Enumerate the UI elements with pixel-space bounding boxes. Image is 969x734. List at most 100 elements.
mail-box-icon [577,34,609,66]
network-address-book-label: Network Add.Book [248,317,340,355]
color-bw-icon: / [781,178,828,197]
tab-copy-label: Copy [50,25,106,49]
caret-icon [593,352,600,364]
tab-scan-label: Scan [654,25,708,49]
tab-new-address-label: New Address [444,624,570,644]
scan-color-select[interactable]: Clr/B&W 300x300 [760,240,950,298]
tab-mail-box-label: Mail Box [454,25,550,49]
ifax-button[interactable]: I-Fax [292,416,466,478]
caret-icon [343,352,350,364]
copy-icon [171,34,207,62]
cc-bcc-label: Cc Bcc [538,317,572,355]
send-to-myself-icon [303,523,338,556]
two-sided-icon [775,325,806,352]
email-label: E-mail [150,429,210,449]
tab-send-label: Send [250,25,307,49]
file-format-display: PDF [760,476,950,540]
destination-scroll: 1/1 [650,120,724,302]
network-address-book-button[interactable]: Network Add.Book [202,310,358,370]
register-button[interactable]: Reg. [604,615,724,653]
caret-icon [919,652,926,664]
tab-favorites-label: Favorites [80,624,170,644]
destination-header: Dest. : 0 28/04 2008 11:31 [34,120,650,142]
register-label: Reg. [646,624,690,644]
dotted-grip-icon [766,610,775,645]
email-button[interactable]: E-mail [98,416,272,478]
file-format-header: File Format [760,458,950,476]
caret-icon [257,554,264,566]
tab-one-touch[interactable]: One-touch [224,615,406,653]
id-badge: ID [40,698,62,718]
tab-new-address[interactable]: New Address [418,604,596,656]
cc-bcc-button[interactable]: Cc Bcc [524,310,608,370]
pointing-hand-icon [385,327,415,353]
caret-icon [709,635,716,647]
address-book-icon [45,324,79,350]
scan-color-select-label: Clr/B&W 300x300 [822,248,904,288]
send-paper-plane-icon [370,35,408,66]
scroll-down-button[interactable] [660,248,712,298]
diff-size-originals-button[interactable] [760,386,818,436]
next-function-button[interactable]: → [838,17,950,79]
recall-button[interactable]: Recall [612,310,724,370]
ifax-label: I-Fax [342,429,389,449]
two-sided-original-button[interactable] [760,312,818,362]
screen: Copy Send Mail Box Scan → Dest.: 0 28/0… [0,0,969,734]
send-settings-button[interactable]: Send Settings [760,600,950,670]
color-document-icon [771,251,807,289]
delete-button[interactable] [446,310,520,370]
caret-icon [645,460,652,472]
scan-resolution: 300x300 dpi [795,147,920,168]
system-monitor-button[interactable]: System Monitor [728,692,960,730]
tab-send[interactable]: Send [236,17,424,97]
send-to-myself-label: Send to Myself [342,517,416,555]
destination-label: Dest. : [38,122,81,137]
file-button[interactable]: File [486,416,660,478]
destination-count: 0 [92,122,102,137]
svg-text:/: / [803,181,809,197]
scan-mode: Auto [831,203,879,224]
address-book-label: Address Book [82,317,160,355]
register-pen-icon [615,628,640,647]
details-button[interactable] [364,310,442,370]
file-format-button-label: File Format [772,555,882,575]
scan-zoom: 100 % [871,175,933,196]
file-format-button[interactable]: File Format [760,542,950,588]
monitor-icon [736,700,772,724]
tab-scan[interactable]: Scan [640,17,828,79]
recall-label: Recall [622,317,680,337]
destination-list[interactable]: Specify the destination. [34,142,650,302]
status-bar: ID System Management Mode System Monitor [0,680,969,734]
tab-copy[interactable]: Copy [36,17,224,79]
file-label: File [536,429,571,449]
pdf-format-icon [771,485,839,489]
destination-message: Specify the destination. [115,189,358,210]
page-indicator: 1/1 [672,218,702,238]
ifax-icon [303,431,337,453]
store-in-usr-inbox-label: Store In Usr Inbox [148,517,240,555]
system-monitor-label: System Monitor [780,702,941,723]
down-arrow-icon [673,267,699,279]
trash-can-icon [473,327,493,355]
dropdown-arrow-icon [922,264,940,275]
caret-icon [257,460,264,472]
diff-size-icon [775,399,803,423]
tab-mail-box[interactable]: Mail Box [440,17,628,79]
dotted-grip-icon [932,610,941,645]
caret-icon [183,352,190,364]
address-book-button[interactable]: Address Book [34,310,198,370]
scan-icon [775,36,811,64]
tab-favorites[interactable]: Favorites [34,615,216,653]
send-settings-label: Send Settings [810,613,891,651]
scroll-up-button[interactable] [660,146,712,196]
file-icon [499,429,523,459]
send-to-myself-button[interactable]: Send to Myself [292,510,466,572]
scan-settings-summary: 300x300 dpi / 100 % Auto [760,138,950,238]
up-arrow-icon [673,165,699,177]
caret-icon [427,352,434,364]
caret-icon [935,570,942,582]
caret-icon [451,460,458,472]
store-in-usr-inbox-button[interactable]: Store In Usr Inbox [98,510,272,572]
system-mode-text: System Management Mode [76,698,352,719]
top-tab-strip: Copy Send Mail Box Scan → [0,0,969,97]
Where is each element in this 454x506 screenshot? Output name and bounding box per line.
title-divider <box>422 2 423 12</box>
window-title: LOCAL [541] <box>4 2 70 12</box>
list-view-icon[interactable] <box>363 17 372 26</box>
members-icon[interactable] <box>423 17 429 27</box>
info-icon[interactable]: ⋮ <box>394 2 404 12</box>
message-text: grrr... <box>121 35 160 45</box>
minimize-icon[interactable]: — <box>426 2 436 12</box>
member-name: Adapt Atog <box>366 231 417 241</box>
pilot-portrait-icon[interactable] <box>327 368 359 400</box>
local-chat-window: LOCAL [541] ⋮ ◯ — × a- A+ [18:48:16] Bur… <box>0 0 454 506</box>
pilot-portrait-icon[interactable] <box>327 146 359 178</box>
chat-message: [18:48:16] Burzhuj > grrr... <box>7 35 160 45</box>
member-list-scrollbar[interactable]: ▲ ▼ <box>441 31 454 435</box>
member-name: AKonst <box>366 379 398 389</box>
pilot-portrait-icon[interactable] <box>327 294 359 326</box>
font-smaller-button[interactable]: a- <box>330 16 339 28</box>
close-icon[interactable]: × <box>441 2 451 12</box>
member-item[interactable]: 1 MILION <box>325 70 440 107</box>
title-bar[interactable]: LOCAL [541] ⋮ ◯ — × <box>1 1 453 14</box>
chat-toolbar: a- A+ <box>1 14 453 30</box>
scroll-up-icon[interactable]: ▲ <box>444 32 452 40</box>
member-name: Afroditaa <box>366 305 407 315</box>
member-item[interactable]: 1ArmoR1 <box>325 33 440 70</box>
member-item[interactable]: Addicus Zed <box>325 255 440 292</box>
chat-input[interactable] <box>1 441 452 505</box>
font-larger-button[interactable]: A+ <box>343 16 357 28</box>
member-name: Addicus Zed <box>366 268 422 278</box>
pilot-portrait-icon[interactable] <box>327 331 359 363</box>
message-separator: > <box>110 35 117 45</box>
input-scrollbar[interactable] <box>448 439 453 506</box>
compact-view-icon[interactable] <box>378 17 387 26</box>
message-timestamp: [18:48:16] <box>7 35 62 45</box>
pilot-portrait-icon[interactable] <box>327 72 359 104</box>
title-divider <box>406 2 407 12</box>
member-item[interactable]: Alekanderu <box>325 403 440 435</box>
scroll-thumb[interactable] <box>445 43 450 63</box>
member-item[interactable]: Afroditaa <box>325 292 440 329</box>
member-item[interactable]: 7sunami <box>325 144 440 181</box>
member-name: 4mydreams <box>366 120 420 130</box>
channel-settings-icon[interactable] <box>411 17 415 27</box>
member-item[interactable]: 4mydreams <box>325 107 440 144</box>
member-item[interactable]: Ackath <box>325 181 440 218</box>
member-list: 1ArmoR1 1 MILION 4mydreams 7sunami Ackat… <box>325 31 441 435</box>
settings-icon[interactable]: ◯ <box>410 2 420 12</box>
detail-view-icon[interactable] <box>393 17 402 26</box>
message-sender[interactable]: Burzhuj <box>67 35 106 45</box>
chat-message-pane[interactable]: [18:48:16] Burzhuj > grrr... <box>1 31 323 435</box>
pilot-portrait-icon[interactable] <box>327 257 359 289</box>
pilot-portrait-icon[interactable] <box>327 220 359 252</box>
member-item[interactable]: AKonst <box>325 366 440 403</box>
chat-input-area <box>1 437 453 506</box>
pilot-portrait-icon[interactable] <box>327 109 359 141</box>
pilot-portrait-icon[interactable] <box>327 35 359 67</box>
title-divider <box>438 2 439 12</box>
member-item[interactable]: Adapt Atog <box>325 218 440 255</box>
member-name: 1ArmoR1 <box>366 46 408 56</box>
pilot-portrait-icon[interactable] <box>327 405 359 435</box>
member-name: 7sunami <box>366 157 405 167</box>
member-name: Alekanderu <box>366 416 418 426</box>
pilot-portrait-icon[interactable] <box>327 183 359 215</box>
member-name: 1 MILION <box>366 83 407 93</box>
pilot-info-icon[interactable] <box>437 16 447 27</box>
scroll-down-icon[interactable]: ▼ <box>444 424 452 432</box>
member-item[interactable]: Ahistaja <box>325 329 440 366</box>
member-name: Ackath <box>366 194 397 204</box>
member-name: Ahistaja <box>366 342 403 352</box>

▬▬▬

■ **POLECENIE I WYMAGANIA**
Przedstaw jako listę numerowaną wiersze od pierwszego do wiersza zawierającego „tab-scan-label: Scan [654,25,708,49]”, oba włącznie. Puste wiersze pomiń.

■ **WYNIK ĆWICZENIA**
1. Enumerate the UI elements with pixel-space bounding boxes. Image is 969x734. List at most 100 elements.
2. mail-box-icon [577,34,609,66]
3. network-address-book-label: Network Add.Book [248,317,340,355]
4. color-bw-icon: / [781,178,828,197]
5. tab-copy-label: Copy [50,25,106,49]
6. caret-icon [593,352,600,364]
7. tab-scan-label: Scan [654,25,708,49]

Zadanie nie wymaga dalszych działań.